__Exercise brief__
Everything from the line that contains "Read out every word on this page." through the final line of the records should be written out exactly, and nothing outside that span.

__Source data__
* * *

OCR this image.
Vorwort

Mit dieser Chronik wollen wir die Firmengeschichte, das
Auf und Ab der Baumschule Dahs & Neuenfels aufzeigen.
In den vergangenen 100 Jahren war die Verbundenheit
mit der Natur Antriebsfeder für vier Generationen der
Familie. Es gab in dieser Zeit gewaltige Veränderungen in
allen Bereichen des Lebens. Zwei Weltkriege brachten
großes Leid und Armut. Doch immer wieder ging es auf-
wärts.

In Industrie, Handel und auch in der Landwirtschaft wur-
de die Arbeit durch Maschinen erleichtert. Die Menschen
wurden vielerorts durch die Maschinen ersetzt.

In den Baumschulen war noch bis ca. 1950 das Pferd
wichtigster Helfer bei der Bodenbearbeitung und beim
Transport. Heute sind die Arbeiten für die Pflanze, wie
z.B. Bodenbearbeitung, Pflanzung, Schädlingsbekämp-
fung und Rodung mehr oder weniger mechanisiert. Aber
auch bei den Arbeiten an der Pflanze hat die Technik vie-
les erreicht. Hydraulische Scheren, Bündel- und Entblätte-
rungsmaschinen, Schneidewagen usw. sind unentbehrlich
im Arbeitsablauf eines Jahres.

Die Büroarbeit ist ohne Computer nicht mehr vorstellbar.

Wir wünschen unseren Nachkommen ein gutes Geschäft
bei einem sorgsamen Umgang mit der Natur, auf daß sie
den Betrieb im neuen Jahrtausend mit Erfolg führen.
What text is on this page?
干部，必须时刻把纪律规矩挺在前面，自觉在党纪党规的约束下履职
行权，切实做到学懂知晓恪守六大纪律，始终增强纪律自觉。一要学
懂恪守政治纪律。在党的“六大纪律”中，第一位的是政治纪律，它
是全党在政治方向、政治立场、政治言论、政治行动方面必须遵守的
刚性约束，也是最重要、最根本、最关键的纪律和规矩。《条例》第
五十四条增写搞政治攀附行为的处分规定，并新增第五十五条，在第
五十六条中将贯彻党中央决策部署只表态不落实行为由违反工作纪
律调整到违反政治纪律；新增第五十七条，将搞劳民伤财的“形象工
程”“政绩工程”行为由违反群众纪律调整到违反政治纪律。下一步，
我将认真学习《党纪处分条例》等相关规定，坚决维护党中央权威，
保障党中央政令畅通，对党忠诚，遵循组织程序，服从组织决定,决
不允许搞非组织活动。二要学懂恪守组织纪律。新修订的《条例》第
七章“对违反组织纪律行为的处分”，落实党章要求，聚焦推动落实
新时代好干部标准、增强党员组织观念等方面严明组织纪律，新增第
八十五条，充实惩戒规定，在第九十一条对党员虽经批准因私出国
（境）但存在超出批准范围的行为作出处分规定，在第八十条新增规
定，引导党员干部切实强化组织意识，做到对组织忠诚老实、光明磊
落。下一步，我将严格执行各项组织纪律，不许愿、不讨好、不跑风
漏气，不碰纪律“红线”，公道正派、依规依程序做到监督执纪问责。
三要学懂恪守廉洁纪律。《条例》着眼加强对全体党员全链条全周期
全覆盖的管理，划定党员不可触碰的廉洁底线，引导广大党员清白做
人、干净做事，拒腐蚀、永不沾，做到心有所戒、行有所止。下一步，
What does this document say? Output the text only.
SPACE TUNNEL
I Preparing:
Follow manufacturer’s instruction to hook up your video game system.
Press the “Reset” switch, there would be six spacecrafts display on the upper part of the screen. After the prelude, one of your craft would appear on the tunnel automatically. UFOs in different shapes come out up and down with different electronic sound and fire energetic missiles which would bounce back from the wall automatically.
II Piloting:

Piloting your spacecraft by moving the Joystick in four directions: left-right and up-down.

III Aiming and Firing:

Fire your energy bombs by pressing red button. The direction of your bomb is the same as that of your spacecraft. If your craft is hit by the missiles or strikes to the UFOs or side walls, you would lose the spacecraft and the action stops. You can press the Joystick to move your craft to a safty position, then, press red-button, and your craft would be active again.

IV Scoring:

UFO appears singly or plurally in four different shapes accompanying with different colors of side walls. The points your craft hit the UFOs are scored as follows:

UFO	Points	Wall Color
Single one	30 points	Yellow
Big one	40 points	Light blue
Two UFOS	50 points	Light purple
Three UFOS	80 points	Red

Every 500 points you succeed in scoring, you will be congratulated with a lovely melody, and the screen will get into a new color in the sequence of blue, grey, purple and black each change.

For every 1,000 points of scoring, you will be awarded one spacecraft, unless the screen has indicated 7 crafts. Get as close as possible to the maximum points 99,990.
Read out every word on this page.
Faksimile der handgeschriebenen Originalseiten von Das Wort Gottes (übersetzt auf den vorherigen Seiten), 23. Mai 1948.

* * *

__Finished task__
Read out every word on this page.
Faksimile der handgeschriebenen Originalseiten von Das Wort Gottes (übersetzt auf den vorherigen Seiten), 23. Mai 1948.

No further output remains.